§ What the exercise asks:
Reproduce the listing below character for character; drop every image.
[begin Material provided]
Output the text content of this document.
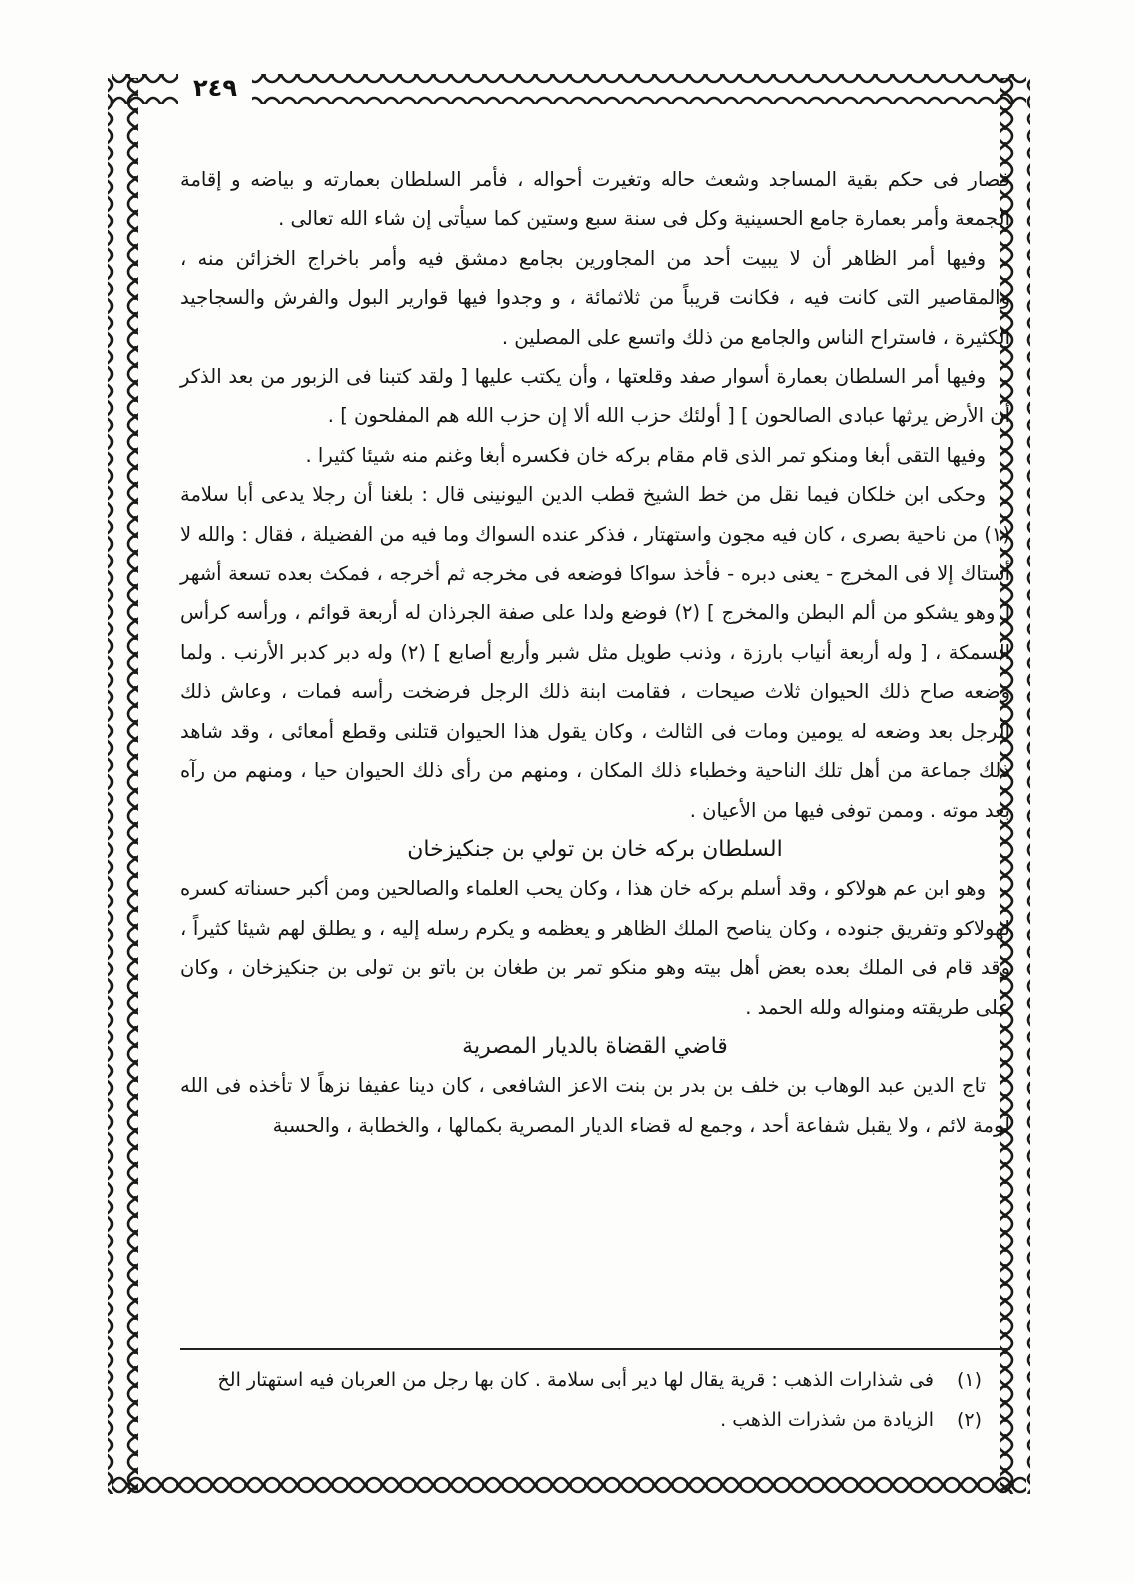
٢٤٩

فصار فى حكم بقية المساجد وشعث حاله وتغيرت أحواله ، فأمر السلطان بعمارته و بياضه و إقامة الجمعة وأمر بعمارة جامع الحسينية وكل فى سنة سبع وستين كما سيأتى إن شاء الله تعالى .

وفيها أمر الظاهر أن لا يبيت أحد من المجاورين بجامع دمشق فيه وأمر باخراج الخزائن منه ، والمقاصير التى كانت فيه ، فكانت قريباً من ثلاثمائة ، و وجدوا فيها قوارير البول والفرش والسجاجيد الكثيرة ، فاستراح الناس والجامع من ذلك واتسع على المصلين .

وفيها أمر السلطان بعمارة أسوار صفد وقلعتها ، وأن يكتب عليها [ ولقد كتبنا فى الزبور من بعد الذكر أن الأرض يرثها عبادى الصالحون ] [ أولئك حزب الله ألا إن حزب الله هم المفلحون ] .

وفيها التقى أبغا ومنكو تمر الذى قام مقام بركه خان فكسره أبغا وغنم منه شيئا كثيرا .

وحكى ابن خلكان فيما نقل من خط الشيخ قطب الدين اليونينى قال : بلغنا أن رجلا يدعى أبا سلامة (١) من ناحية بصرى ، كان فيه مجون واستهتار ، فذكر عنده السواك وما فيه من الفضيلة ، فقال : والله لا أستاك إلا فى المخرج - يعنى دبره - فأخذ سواكا فوضعه فى مخرجه ثم أخرجه ، فمكث بعده تسعة أشهر [ وهو يشكو من ألم البطن والمخرج ] (٢) فوضع ولدا على صفة الجرذان له أربعة قوائم ، ورأسه كرأس السمكة ، [ وله أربعة أنياب بارزة ، وذنب طويل مثل شبر وأربع أصابع ] (٢) وله دبر كدبر الأرنب . ولما وضعه صاح ذلك الحيوان ثلاث صيحات ، فقامت ابنة ذلك الرجل فرضخت رأسه فمات ، وعاش ذلك الرجل بعد وضعه له يومين ومات فى الثالث ، وكان يقول هذا الحيوان قتلنى وقطع أمعائى ، وقد شاهد ذلك جماعة من أهل تلك الناحية وخطباء ذلك المكان ، ومنهم من رأى ذلك الحيوان حيا ، ومنهم من رآه بعد موته . وممن توفى فيها من الأعيان .

السلطان بركه خان بن تولي بن جنكيزخان

وهو ابن عم هولاكو ، وقد أسلم بركه خان هذا ، وكان يحب العلماء والصالحين ومن أكبر حسناته كسره لهولاكو وتفريق جنوده ، وكان يناصح الملك الظاهر و يعظمه و يكرم رسله إليه ، و يطلق لهم شيئا كثيراً ، وقد قام فى الملك بعده بعض أهل بيته وهو منكو تمر بن طغان بن باتو بن تولى بن جنكيزخان ، وكان على طريقته ومنواله ولله الحمد .

قاضي القضاة بالديار المصرية

تاج الدين عبد الوهاب بن خلف بن بدر بن بنت الاعز الشافعى ، كان دينا عفيفا نزهاً لا تأخذه فى الله لومة لائم ، ولا يقبل شفاعة أحد ، وجمع له قضاء الديار المصرية بكمالها ، والخطابة ، والحسبة

(١)
فى شذارات الذهب : قرية يقال لها دير أبى سلامة . كان بها رجل من العربان فيه استهتار الخ
(٢)
الزيادة من شذرات الذهب .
[end Material provided]
§ Finished exercise:
Output the text content of this document.
٢٤٩

فصار فى حكم بقية المساجد وشعث حاله وتغيرت أحواله ، فأمر السلطان بعمارته و بياضه و إقامة الجمعة وأمر بعمارة جامع الحسينية وكل فى سنة سبع وستين كما سيأتى إن شاء الله تعالى .

وفيها أمر الظاهر أن لا يبيت أحد من المجاورين بجامع دمشق فيه وأمر باخراج الخزائن منه ، والمقاصير التى كانت فيه ، فكانت قريباً من ثلاثمائة ، و وجدوا فيها قوارير البول والفرش والسجاجيد الكثيرة ، فاستراح الناس والجامع من ذلك واتسع على المصلين .

وفيها أمر السلطان بعمارة أسوار صفد وقلعتها ، وأن يكتب عليها [ ولقد كتبنا فى الزبور من بعد الذكر أن الأرض يرثها عبادى الصالحون ] [ أولئك حزب الله ألا إن حزب الله هم المفلحون ] .

وفيها التقى أبغا ومنكو تمر الذى قام مقام بركه خان فكسره أبغا وغنم منه شيئا كثيرا .

وحكى ابن خلكان فيما نقل من خط الشيخ قطب الدين اليونينى قال : بلغنا أن رجلا يدعى أبا سلامة (١) من ناحية بصرى ، كان فيه مجون واستهتار ، فذكر عنده السواك وما فيه من الفضيلة ، فقال : والله لا أستاك إلا فى المخرج - يعنى دبره - فأخذ سواكا فوضعه فى مخرجه ثم أخرجه ، فمكث بعده تسعة أشهر [ وهو يشكو من ألم البطن والمخرج ] (٢) فوضع ولدا على صفة الجرذان له أربعة قوائم ، ورأسه كرأس السمكة ، [ وله أربعة أنياب بارزة ، وذنب طويل مثل شبر وأربع أصابع ] (٢) وله دبر كدبر الأرنب . ولما وضعه صاح ذلك الحيوان ثلاث صيحات ، فقامت ابنة ذلك الرجل فرضخت رأسه فمات ، وعاش ذلك الرجل بعد وضعه له يومين ومات فى الثالث ، وكان يقول هذا الحيوان قتلنى وقطع أمعائى ، وقد شاهد ذلك جماعة من أهل تلك الناحية وخطباء ذلك المكان ، ومنهم من رأى ذلك الحيوان حيا ، ومنهم من رآه بعد موته . وممن توفى فيها من الأعيان .

السلطان بركه خان بن تولي بن جنكيزخان

وهو ابن عم هولاكو ، وقد أسلم بركه خان هذا ، وكان يحب العلماء والصالحين ومن أكبر حسناته كسره لهولاكو وتفريق جنوده ، وكان يناصح الملك الظاهر و يعظمه و يكرم رسله إليه ، و يطلق لهم شيئا كثيراً ، وقد قام فى الملك بعده بعض أهل بيته وهو منكو تمر بن طغان بن باتو بن تولى بن جنكيزخان ، وكان على طريقته ومنواله ولله الحمد .

قاضي القضاة بالديار المصرية

تاج الدين عبد الوهاب بن خلف بن بدر بن بنت الاعز الشافعى ، كان دينا عفيفا نزهاً لا تأخذه فى الله لومة لائم ، ولا يقبل شفاعة أحد ، وجمع له قضاء الديار المصرية بكمالها ، والخطابة ، والحسبة

(١)
فى شذارات الذهب : قرية يقال لها دير أبى سلامة . كان بها رجل من العربان فيه استهتار الخ
(٢)
الزيادة من شذرات الذهب .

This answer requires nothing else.